[Saved entries]
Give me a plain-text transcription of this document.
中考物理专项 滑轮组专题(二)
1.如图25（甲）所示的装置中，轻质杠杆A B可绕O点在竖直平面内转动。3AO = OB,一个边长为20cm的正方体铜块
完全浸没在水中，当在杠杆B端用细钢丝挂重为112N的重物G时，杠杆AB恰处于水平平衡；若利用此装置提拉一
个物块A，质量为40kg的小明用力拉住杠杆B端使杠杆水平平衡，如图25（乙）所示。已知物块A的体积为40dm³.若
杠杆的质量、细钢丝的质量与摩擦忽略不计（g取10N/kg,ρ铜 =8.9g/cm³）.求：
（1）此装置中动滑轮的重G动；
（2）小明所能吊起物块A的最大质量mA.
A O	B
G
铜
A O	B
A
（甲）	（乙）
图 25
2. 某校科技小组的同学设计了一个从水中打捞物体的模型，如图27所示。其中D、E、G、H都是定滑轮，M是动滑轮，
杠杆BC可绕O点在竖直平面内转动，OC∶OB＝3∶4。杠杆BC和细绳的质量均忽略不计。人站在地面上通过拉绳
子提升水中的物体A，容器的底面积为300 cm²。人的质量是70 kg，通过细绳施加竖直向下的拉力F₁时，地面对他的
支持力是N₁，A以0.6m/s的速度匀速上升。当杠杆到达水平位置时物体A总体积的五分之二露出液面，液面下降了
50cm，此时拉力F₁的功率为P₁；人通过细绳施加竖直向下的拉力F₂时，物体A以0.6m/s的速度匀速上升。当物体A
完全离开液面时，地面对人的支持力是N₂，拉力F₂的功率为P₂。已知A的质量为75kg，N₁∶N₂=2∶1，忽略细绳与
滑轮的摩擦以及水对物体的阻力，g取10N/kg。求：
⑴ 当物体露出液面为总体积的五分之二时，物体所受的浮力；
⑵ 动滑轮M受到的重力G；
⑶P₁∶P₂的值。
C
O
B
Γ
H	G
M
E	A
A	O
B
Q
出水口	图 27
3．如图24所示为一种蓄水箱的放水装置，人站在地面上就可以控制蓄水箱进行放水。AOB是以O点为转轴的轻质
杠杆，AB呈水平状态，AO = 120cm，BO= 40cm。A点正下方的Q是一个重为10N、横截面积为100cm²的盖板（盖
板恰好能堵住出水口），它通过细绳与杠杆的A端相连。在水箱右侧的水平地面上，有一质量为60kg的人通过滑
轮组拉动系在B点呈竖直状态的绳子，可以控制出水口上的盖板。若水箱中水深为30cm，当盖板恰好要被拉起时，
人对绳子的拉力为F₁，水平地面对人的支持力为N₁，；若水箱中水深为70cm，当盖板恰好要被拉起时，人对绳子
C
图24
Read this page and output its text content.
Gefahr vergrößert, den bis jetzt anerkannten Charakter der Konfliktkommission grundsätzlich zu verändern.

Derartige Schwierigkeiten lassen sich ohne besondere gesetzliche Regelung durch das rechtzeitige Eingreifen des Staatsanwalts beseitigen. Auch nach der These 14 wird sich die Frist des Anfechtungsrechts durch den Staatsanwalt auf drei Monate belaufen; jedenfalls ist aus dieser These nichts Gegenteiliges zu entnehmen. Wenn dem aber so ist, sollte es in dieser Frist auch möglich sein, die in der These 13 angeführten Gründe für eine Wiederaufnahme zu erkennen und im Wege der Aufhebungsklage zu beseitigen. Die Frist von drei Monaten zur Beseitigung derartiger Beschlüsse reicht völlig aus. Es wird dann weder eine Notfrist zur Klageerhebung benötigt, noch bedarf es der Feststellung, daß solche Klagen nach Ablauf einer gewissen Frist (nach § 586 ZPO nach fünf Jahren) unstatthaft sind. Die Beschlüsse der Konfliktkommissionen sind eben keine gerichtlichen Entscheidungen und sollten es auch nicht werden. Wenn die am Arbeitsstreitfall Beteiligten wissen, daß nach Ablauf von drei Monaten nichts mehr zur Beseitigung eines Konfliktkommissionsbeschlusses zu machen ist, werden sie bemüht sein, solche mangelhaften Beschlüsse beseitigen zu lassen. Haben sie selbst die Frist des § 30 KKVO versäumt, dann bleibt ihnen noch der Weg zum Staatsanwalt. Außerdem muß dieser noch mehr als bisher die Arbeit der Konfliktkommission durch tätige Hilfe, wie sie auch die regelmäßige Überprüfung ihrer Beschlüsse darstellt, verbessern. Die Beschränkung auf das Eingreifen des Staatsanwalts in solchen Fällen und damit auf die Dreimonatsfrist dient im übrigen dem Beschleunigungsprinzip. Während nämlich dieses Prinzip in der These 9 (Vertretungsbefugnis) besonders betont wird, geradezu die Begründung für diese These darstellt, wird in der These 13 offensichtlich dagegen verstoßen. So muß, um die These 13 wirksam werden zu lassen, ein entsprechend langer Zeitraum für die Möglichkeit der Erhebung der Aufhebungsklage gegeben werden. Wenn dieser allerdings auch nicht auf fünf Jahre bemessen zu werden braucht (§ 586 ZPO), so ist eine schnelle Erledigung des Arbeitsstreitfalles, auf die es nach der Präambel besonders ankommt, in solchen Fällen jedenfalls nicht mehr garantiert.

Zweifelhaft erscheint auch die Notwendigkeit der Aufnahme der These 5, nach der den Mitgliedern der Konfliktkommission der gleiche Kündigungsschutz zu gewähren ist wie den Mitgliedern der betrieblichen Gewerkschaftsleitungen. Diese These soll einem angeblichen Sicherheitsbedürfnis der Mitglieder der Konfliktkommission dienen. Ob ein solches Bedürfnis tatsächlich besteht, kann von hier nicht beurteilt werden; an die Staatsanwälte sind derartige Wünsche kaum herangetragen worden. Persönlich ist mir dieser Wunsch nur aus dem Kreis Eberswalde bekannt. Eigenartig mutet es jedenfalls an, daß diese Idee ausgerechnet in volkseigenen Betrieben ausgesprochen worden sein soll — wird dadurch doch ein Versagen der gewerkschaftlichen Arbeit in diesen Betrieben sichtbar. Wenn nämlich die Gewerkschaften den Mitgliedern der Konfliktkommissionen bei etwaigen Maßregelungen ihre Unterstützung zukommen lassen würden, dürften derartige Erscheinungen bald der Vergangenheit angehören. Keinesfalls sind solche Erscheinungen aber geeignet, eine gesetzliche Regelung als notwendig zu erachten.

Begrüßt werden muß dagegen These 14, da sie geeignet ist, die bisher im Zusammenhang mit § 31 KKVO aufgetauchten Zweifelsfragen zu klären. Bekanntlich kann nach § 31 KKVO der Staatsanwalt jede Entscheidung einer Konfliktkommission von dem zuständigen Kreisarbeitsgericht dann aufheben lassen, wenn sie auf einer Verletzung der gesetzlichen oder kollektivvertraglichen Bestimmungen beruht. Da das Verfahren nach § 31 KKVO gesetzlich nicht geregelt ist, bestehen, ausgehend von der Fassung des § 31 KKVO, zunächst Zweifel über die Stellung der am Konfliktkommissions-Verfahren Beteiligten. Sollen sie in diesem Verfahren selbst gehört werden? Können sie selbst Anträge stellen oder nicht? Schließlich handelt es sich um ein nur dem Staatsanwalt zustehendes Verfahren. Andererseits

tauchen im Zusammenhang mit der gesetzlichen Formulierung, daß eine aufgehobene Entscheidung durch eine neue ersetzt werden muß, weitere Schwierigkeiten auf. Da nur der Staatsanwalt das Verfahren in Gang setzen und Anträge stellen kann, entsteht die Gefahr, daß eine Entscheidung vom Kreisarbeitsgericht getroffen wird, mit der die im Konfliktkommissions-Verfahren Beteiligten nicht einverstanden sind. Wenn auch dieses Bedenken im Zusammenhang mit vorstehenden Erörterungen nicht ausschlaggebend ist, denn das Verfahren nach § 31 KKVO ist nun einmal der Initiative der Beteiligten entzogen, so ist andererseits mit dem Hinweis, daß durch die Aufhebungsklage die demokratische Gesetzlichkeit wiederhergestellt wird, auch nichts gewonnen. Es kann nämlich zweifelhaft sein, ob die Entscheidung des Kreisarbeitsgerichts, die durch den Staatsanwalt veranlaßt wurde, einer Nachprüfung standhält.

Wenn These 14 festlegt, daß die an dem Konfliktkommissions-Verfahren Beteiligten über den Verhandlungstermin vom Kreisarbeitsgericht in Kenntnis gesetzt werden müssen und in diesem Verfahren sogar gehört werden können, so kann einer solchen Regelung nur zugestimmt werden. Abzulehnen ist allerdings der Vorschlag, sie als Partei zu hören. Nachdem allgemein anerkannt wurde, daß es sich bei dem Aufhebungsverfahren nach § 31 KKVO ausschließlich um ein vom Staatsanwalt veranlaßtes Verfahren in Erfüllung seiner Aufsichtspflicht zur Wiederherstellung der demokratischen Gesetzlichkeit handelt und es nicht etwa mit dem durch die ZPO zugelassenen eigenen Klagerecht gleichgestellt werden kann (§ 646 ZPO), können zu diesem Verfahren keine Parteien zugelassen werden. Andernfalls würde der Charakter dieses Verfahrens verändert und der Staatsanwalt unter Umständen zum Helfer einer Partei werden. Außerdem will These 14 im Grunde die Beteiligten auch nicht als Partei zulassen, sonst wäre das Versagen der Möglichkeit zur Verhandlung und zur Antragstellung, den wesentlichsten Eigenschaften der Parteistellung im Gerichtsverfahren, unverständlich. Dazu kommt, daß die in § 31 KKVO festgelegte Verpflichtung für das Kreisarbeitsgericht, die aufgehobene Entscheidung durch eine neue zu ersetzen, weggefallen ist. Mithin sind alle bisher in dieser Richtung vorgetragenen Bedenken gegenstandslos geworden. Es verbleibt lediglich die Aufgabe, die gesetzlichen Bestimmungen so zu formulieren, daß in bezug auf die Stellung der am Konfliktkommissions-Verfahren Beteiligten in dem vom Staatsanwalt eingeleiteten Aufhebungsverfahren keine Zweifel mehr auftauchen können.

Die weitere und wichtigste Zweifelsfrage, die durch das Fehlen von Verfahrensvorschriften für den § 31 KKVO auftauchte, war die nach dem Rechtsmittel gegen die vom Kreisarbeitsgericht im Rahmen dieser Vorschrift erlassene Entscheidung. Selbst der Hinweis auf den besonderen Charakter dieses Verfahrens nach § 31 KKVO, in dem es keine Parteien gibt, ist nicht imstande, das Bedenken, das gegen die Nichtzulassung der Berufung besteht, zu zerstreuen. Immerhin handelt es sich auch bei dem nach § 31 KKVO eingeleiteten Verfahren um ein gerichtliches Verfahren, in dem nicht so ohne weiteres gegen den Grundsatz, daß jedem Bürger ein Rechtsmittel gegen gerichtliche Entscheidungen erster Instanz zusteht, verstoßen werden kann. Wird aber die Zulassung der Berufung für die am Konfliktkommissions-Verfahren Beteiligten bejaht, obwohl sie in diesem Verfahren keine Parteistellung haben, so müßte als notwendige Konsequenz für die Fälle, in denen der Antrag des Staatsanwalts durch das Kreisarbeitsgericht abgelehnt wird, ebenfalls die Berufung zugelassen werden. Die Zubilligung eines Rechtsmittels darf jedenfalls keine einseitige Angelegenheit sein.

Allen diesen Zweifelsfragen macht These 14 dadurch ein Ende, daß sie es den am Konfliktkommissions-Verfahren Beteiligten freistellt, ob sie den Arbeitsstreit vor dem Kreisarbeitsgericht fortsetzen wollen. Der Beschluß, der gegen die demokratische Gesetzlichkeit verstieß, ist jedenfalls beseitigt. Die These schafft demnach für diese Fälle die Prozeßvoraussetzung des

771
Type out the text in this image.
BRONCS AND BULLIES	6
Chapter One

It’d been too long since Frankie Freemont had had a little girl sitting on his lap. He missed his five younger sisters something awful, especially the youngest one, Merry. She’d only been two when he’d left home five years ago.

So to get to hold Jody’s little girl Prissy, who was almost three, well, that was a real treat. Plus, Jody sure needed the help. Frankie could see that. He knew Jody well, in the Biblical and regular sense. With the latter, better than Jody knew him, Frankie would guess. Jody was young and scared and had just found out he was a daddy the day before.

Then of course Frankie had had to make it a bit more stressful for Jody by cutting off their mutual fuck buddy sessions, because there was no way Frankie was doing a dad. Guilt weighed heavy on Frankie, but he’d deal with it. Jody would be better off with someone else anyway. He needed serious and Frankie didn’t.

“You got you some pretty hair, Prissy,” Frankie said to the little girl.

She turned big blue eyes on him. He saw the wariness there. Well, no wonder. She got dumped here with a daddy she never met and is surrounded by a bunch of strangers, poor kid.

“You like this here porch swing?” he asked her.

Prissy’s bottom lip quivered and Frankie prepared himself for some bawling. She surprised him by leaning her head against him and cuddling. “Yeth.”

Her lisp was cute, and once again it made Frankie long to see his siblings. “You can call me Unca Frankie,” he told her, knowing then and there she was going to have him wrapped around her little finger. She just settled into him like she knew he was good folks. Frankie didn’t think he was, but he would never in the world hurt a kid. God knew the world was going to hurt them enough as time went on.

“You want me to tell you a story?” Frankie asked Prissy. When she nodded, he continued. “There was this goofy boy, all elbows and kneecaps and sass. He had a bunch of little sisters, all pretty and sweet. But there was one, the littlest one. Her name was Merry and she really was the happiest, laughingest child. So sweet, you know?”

Problem to work on -> Within the data above, pick out all lines holding the word "s的速度匀速上升".

Correct output ->
支持力是N₁，A以0.6m/s的速度匀速上升。当杠杆到达水平位置时物体A总体积的五分之二露出液面，液面下降了
50cm，此时拉力F₁的功率为P₁；人通过细绳施加竖直向下的拉力F₂时，物体A以0.6m/s的速度匀速上升。当物体A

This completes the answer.